Data shown:

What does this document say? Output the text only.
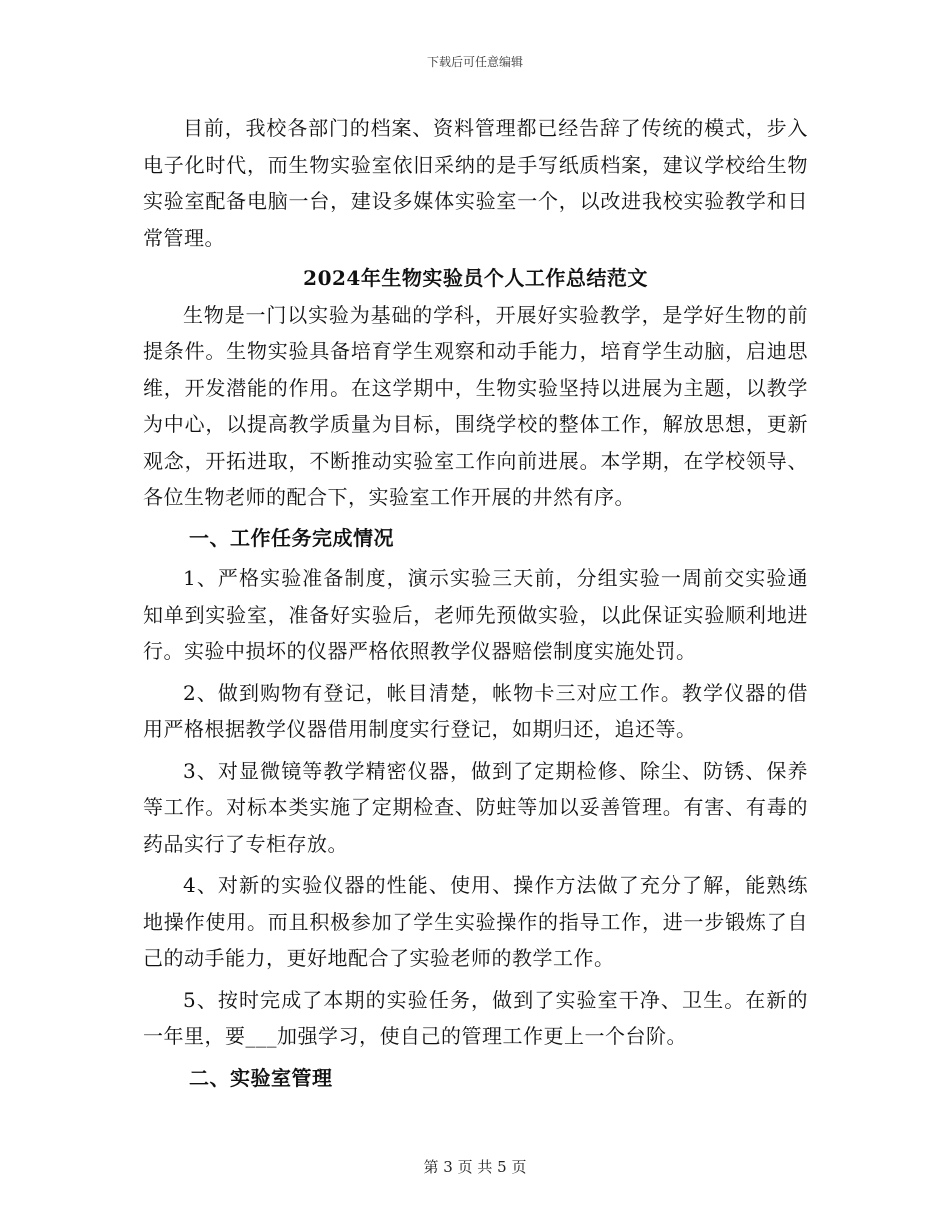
下载后可任意编辑

目前，我校各部门的档案、资料管理都已经告辞了传统的模式，步入电子化时代，而生物实验室依旧采纳的是手写纸质档案，建议学校给生物实验室配备电脑一台，建设多媒体实验室一个，以改进我校实验教学和日常管理。

2024年生物实验员个人工作总结范文

生物是一门以实验为基础的学科，开展好实验教学，是学好生物的前提条件。生物实验具备培育学生观察和动手能力，培育学生动脑，启迪思维，开发潜能的作用。在这学期中，生物实验坚持以进展为主题，以教学为中心，以提高教学质量为目标，围绕学校的整体工作，解放思想，更新观念，开拓进取，不断推动实验室工作向前进展。本学期，在学校领导、各位生物老师的配合下，实验室工作开展的井然有序。

一、工作任务完成情况

1、严格实验准备制度，演示实验三天前，分组实验一周前交实验通知单到实验室，准备好实验后，老师先预做实验，以此保证实验顺利地进行。实验中损坏的仪器严格依照教学仪器赔偿制度实施处罚。

2、做到购物有登记，帐目清楚，帐物卡三对应工作。教学仪器的借用严格根据教学仪器借用制度实行登记，如期归还，追还等。

3、对显微镜等教学精密仪器，做到了定期检修、除尘、防锈、保养等工作。对标本类实施了定期检查、防蛀等加以妥善管理。有害、有毒的药品实行了专柜存放。

4、对新的实验仪器的性能、使用、操作方法做了充分了解，能熟练地操作使用。而且积极参加了学生实验操作的指导工作，进一步锻炼了自己的动手能力，更好地配合了实验老师的教学工作。

5、按时完成了本期的实验任务，做到了实验室干净、卫生。在新的一年里，要___加强学习，使自己的管理工作更上一个台阶。

二、实验室管理
第 3 页 共 5 页
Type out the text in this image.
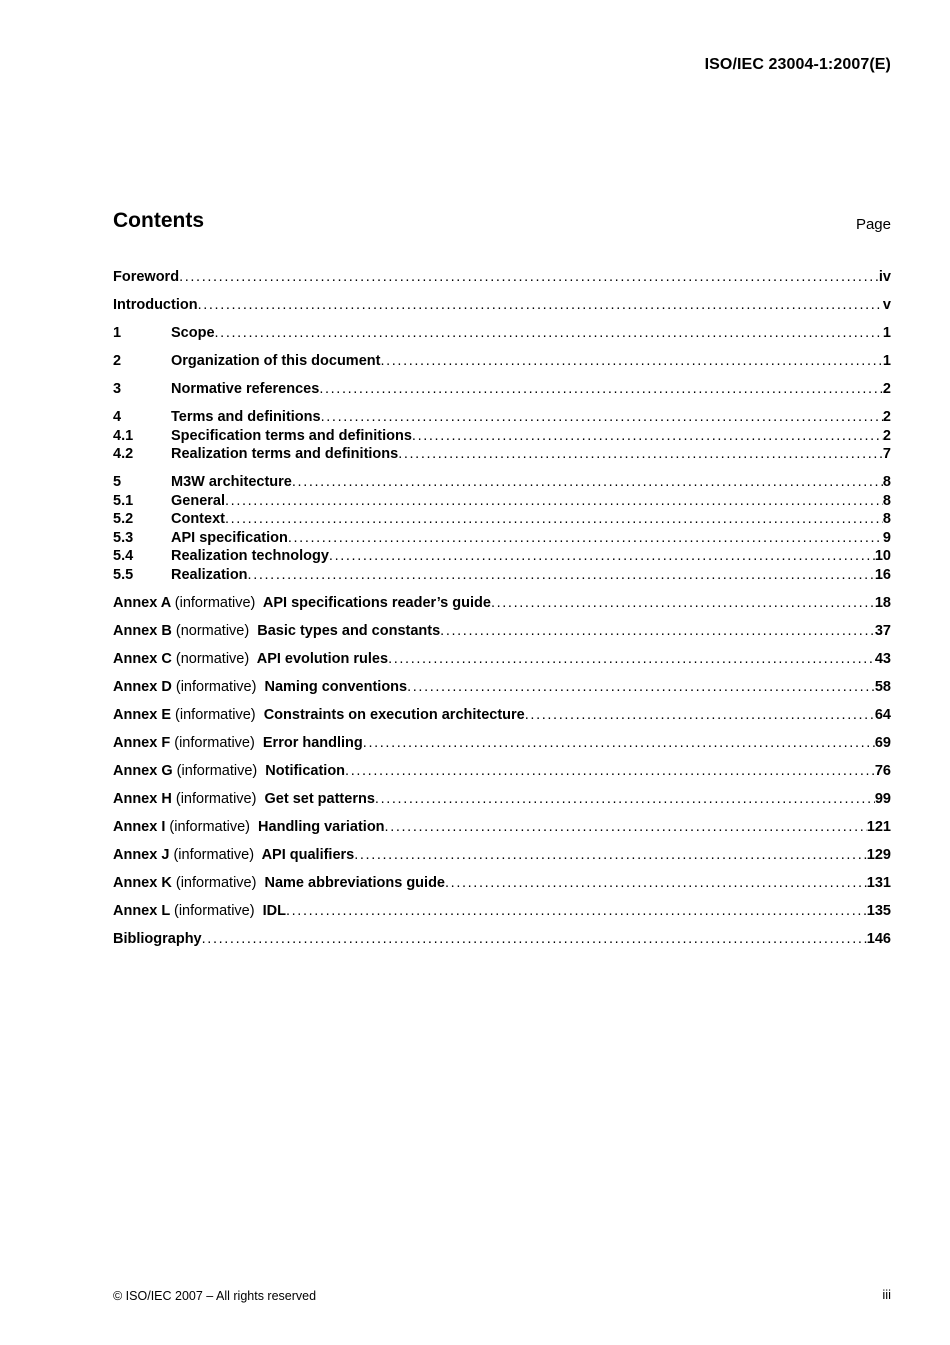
ISO/IEC 23004-1:2007(E)
Contents	Page
Foreword . . .	iv
Introduction . . .	v
1	Scope . . .	1
2	Organization of this document . . .	1
3	Normative references . . .	2
4	Terms and definitions . . .	2
4.1	Specification terms and definitions . . .	2
4.2	Realization terms and definitions . . .	7
5	M3W architecture . . .	8
5.1	General . . .	8
5.2	Context . . .	8
5.3	API specification . . .	9
5.4	Realization technology . . .	10
5.5	Realization . . .	16
Annex A (informative) API specifications reader’s guide . . .	18
Annex B (normative) Basic types and constants . . .	37
Annex C (normative) API evolution rules . . .	43
Annex D (informative) Naming conventions . . .	58
Annex E (informative) Constraints on execution architecture . . .	64
Annex F (informative) Error handling . . .	69
Annex G (informative) Notification . . .	76
Annex H (informative) Get set patterns . . .	99
Annex I (informative) Handling variation . . .	121
Annex J (informative) API qualifiers . . .	129
Annex K (informative) Name abbreviations guide . . .	131
Annex L (informative) IDL . . .	135
Bibliography . . .	146
© ISO/IEC 2007 – All rights reserved	iii
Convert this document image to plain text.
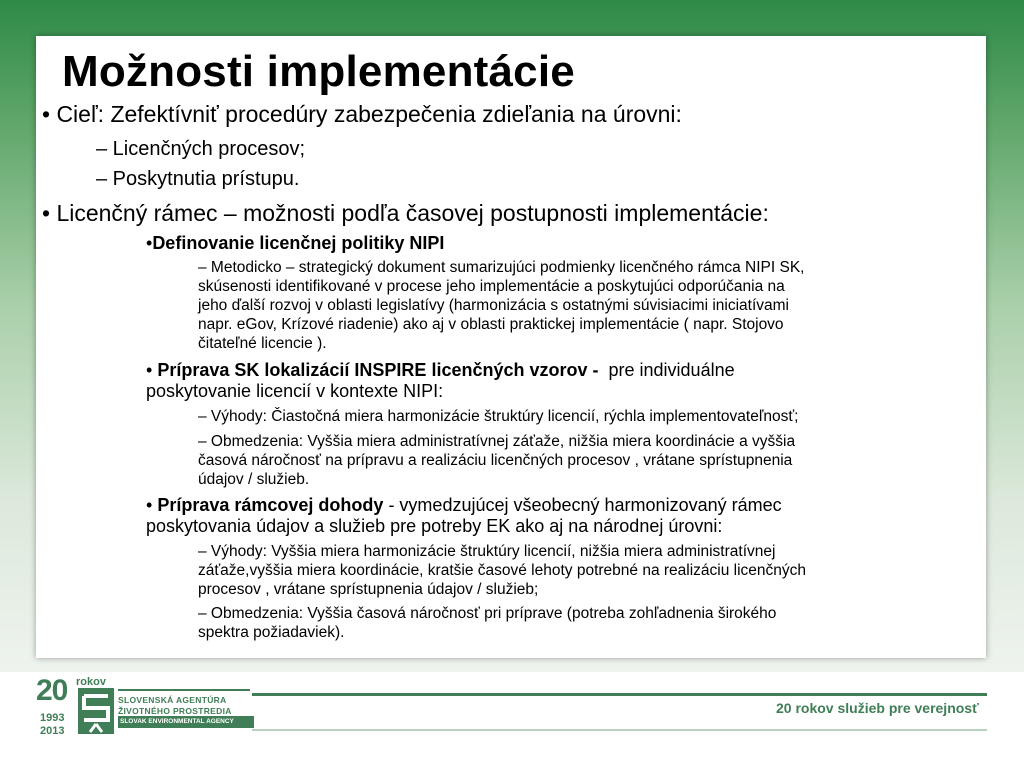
Možnosti implementácie
• Cieľ: Zefektívniť procedúry zabezpečenia zdieľania na úrovni:
– Licenčných procesov;
– Poskytnutia prístupu.
• Licenčný rámec – možnosti podľa časovej postupnosti implementácie:
•Definovanie licenčnej politiky NIPI
– Metodicko – strategický dokument sumarizujúci podmienky licenčného rámca NIPI SK,
skúsenosti identifikované v procese jeho implementácie a poskytujúci odporúčania na
jeho ďalší rozvoj v oblasti legislatívy (harmonizácia s ostatnými súvisiacimi iniciatívami
napr. eGov, Krízové riadenie) ako aj v oblasti praktickej implementácie ( napr. Stojovo
čitateľné licencie ).
• Príprava SK lokalizácií INSPIRE licenčných vzorov - pre individuálne
poskytovanie licencií v kontexte NIPI:
– Výhody: Čiastočná miera harmonizácie štruktúry licencií, rýchla implementovateľnosť;
– Obmedzenia: Vyššia miera administratívnej záťaže, nižšia miera koordinácie a vyššia
časová náročnosť na prípravu a realizáciu licenčných procesov , vrátane sprístupnenia
údajov / služieb.
• Príprava rámcovej dohody - vymedzujúcej všeobecný harmonizovaný rámec
poskytovania údajov a služieb pre potreby EK ako aj na národnej úrovni:
– Výhody: Vyššia miera harmonizácie štruktúry licencií, nižšia miera administratívnej
záťaže,vyššia miera koordinácie, kratšie časové lehoty potrebné na realizáciu licenčných
procesov , vrátane sprístupnenia údajov / služieb;
– Obmedzenia: Vyššia časová náročnosť pri príprave (potreba zohľadnenia širokého
spektra požiadaviek).
20 rokov
1993
2013
SLOVENSKÁ AGENTÚRA
ŽIVOTNÉHO PROSTREDIA
SLOVAK ENVIRONMENTAL AGENCY
20 rokov služieb pre verejnosť
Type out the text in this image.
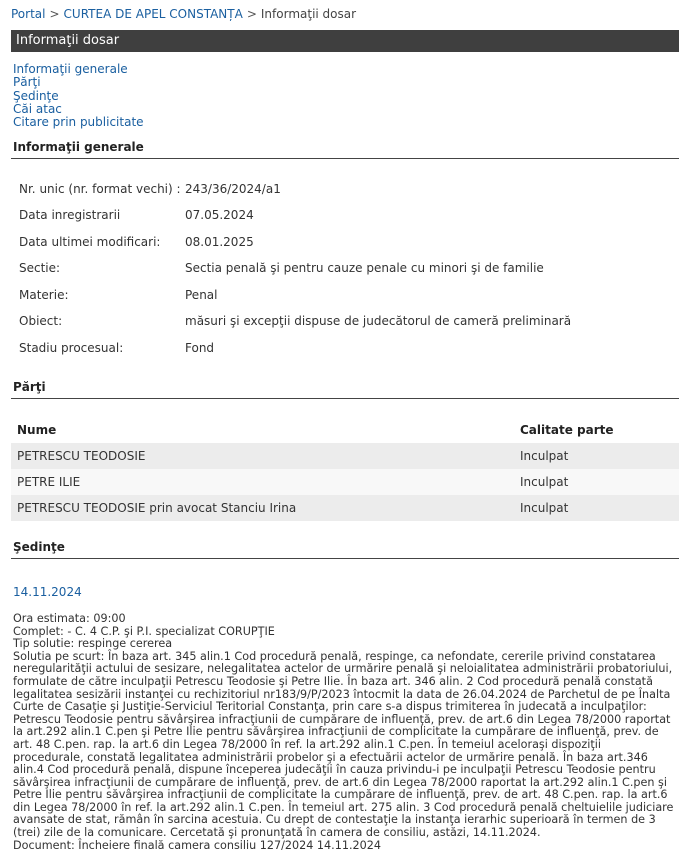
Portal > CURTEA DE APEL CONSTANȚA > Informaţii dosar
Informaţii dosar
Informaţii generale
Părţi
Şedinţe
Căi atac
Citare prin publicitate
Informaţii generale
Nr. unic (nr. format vechi) :	243/36/2024/a1
Data inregistrarii	07.05.2024
Data ultimei modificari:	08.01.2025
Sectie:	Sectia penală şi pentru cauze penale cu minori şi de familie
Materie:	Penal
Obiect:	măsuri şi excepţii dispuse de judecătorul de cameră preliminară
Stadiu procesual:	Fond
Părţi
Nume	Calitate parte
PETRESCU TEODOSIE	Inculpat
PETRE ILIE	Inculpat
PETRESCU TEODOSIE prin avocat Stanciu Irina	Inculpat
Şedinţe
14.11.2024
Ora estimata: 09:00
Complet: - C. 4 C.P. şi P.I. specializat CORUPŢIE
Tip solutie: respinge cererea
Solutia pe scurt: În baza art. 345 alin.1 Cod procedură penală, respinge, ca nefondate, cererile privind constatarea neregularităţii actului de sesizare, nelegalitatea actelor de urmărire penală şi neloialitatea administrării probatoriului, formulate de către inculpaţii Petrescu Teodosie şi Petre Ilie. În baza art. 346 alin. 2 Cod procedură penală constată legalitatea sesizării instanţei cu rechizitoriul nr183/9/P/2023 întocmit la data de 26.04.2024 de Parchetul de pe Înalta Curte de Casaţie şi Justiţie-Serviciul Teritorial Constanţa, prin care s-a dispus trimiterea în judecată a inculpaţilor: Petrescu Teodosie pentru săvârşirea infracţiunii de cumpărare de influenţă, prev. de art.6 din Legea 78/2000 raportat la art.292 alin.1 C.pen şi Petre Ilie pentru săvârşirea infracţiunii de complicitate la cumpărare de influenţă, prev. de art. 48 C.pen. rap. la art.6 din Legea 78/2000 în ref. la art.292 alin.1 C.pen. În temeiul aceloraşi dispoziţii procedurale, constată legalitatea administrării probelor şi a efectuării actelor de urmărire penală. În baza art.346 alin.4 Cod procedură penală, dispune începerea judecăţii în cauza privindu-i pe inculpaţii Petrescu Teodosie pentru săvârşirea infracţiunii de cumpărare de influenţă, prev. de art.6 din Legea 78/2000 raportat la art.292 alin.1 C.pen şi Petre Ilie pentru săvârşirea infracţiunii de complicitate la cumpărare de influenţă, prev. de art. 48 C.pen. rap. la art.6 din Legea 78/2000 în ref. la art.292 alin.1 C.pen. În temeiul art. 275 alin. 3 Cod procedură penală cheltuielile judiciare avansate de stat, rămân în sarcina acestuia. Cu drept de contestaţie la instanţa ierarhic superioară în termen de 3 (trei) zile de la comunicare. Cercetată şi pronunţată în camera de consiliu, astăzi, 14.11.2024.
Document: Încheiere finală camera consiliu 127/2024 14.11.2024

To be done: In your copy, leave out the pictures and reproduce the material above exactly.

Final result:
What does this document say? Output the text only.
下载后可任意编辑

目前，我校各部门的档案、资料管理都已经告辞了传统的模式，步入电子化时代，而生物实验室依旧采纳的是手写纸质档案，建议学校给生物实验室配备电脑一台，建设多媒体实验室一个，以改进我校实验教学和日常管理。

2024年生物实验员个人工作总结范文

生物是一门以实验为基础的学科，开展好实验教学，是学好生物的前提条件。生物实验具备培育学生观察和动手能力，培育学生动脑，启迪思维，开发潜能的作用。在这学期中，生物实验坚持以进展为主题，以教学为中心，以提高教学质量为目标，围绕学校的整体工作，解放思想，更新观念，开拓进取，不断推动实验室工作向前进展。本学期，在学校领导、各位生物老师的配合下，实验室工作开展的井然有序。

一、工作任务完成情况

1、严格实验准备制度，演示实验三天前，分组实验一周前交实验通知单到实验室，准备好实验后，老师先预做实验，以此保证实验顺利地进行。实验中损坏的仪器严格依照教学仪器赔偿制度实施处罚。

2、做到购物有登记，帐目清楚，帐物卡三对应工作。教学仪器的借用严格根据教学仪器借用制度实行登记，如期归还，追还等。

3、对显微镜等教学精密仪器，做到了定期检修、除尘、防锈、保养等工作。对标本类实施了定期检查、防蛀等加以妥善管理。有害、有毒的药品实行了专柜存放。

4、对新的实验仪器的性能、使用、操作方法做了充分了解，能熟练地操作使用。而且积极参加了学生实验操作的指导工作，进一步锻炼了自己的动手能力，更好地配合了实验老师的教学工作。

5、按时完成了本期的实验任务，做到了实验室干净、卫生。在新的一年里，要___加强学习，使自己的管理工作更上一个台阶。

二、实验室管理
第 3 页 共 5 页
Type out the text in this image.
ISO/IEC 23004-1:2007(E)
Contents	Page
Foreword . . .	iv
Introduction . . .	v
1	Scope . . .	1
2	Organization of this document . . .	1
3	Normative references . . .	2
4	Terms and definitions . . .	2
4.1	Specification terms and definitions . . .	2
4.2	Realization terms and definitions . . .	7
5	M3W architecture . . .	8
5.1	General . . .	8
5.2	Context . . .	8
5.3	API specification . . .	9
5.4	Realization technology . . .	10
5.5	Realization . . .	16
Annex A (informative) API specifications reader’s guide . . .	18
Annex B (normative) Basic types and constants . . .	37
Annex C (normative) API evolution rules . . .	43
Annex D (informative) Naming conventions . . .	58
Annex E (informative) Constraints on execution architecture . . .	64
Annex F (informative) Error handling . . .	69
Annex G (informative) Notification . . .	76
Annex H (informative) Get set patterns . . .	99
Annex I (informative) Handling variation . . .	121
Annex J (informative) API qualifiers . . .	129
Annex K (informative) Name abbreviations guide . . .	131
Annex L (informative) IDL . . .	135
Bibliography . . .	146
© ISO/IEC 2007 – All rights reserved	iii
Convert this document image to plain text.
Možnosti implementácie
• Cieľ: Zefektívniť procedúry zabezpečenia zdieľania na úrovni:
– Licenčných procesov;
– Poskytnutia prístupu.
• Licenčný rámec – možnosti podľa časovej postupnosti implementácie:
•Definovanie licenčnej politiky NIPI
– Metodicko – strategický dokument sumarizujúci podmienky licenčného rámca NIPI SK,
skúsenosti identifikované v procese jeho implementácie a poskytujúci odporúčania na
jeho ďalší rozvoj v oblasti legislatívy (harmonizácia s ostatnými súvisiacimi iniciatívami
napr. eGov, Krízové riadenie) ako aj v oblasti praktickej implementácie ( napr. Stojovo
čitateľné licencie ).
• Príprava SK lokalizácií INSPIRE licenčných vzorov - pre individuálne
poskytovanie licencií v kontexte NIPI:
– Výhody: Čiastočná miera harmonizácie štruktúry licencií, rýchla implementovateľnosť;
– Obmedzenia: Vyššia miera administratívnej záťaže, nižšia miera koordinácie a vyššia
časová náročnosť na prípravu a realizáciu licenčných procesov , vrátane sprístupnenia
údajov / služieb.
• Príprava rámcovej dohody - vymedzujúcej všeobecný harmonizovaný rámec
poskytovania údajov a služieb pre potreby EK ako aj na národnej úrovni:
– Výhody: Vyššia miera harmonizácie štruktúry licencií, nižšia miera administratívnej
záťaže,vyššia miera koordinácie, kratšie časové lehoty potrebné na realizáciu licenčných
procesov , vrátane sprístupnenia údajov / služieb;
– Obmedzenia: Vyššia časová náročnosť pri príprave (potreba zohľadnenia širokého
spektra požiadaviek).
20 rokov
1993
2013
SLOVENSKÁ AGENTÚRA
ŽIVOTNÉHO PROSTREDIA
SLOVAK ENVIRONMENTAL AGENCY
20 rokov služieb pre verejnosť
Type out the text in this image.
Portal > CURTEA DE APEL CONSTANȚA > Informaţii dosar
Informaţii dosar
Informaţii generale
Părţi
Şedinţe
Căi atac
Citare prin publicitate
Informaţii generale
Nr. unic (nr. format vechi) :	243/36/2024/a1
Data inregistrarii	07.05.2024
Data ultimei modificari:	08.01.2025
Sectie:	Sectia penală şi pentru cauze penale cu minori şi de familie
Materie:	Penal
Obiect:	măsuri şi excepţii dispuse de judecătorul de cameră preliminară
Stadiu procesual:	Fond
Părţi
Nume	Calitate parte
PETRESCU TEODOSIE	Inculpat
PETRE ILIE	Inculpat
PETRESCU TEODOSIE prin avocat Stanciu Irina	Inculpat
Şedinţe
14.11.2024
Ora estimata: 09:00
Complet: - C. 4 C.P. şi P.I. specializat CORUPŢIE
Tip solutie: respinge cererea
Solutia pe scurt: În baza art. 345 alin.1 Cod procedură penală, respinge, ca nefondate, cererile privind constatarea neregularităţii actului de sesizare, nelegalitatea actelor de urmărire penală şi neloialitatea administrării probatoriului, formulate de către inculpaţii Petrescu Teodosie şi Petre Ilie. În baza art. 346 alin. 2 Cod procedură penală constată legalitatea sesizării instanţei cu rechizitoriul nr183/9/P/2023 întocmit la data de 26.04.2024 de Parchetul de pe Înalta Curte de Casaţie şi Justiţie-Serviciul Teritorial Constanţa, prin care s-a dispus trimiterea în judecată a inculpaţilor: Petrescu Teodosie pentru săvârşirea infracţiunii de cumpărare de influenţă, prev. de art.6 din Legea 78/2000 raportat la art.292 alin.1 C.pen şi Petre Ilie pentru săvârşirea infracţiunii de complicitate la cumpărare de influenţă, prev. de art. 48 C.pen. rap. la art.6 din Legea 78/2000 în ref. la art.292 alin.1 C.pen. În temeiul aceloraşi dispoziţii procedurale, constată legalitatea administrării probelor şi a efectuării actelor de urmărire penală. În baza art.346 alin.4 Cod procedură penală, dispune începerea judecăţii în cauza privindu-i pe inculpaţii Petrescu Teodosie pentru săvârşirea infracţiunii de cumpărare de influenţă, prev. de art.6 din Legea 78/2000 raportat la art.292 alin.1 C.pen şi Petre Ilie pentru săvârşirea infracţiunii de complicitate la cumpărare de influenţă, prev. de art. 48 C.pen. rap. la art.6 din Legea 78/2000 în ref. la art.292 alin.1 C.pen. În temeiul art. 275 alin. 3 Cod procedură penală cheltuielile judiciare avansate de stat, rămân în sarcina acestuia. Cu drept de contestaţie la instanţa ierarhic superioară în termen de 3 (trei) zile de la comunicare. Cercetată şi pronunţată în camera de consiliu, astăzi, 14.11.2024.
Document: Încheiere finală camera consiliu 127/2024 14.11.2024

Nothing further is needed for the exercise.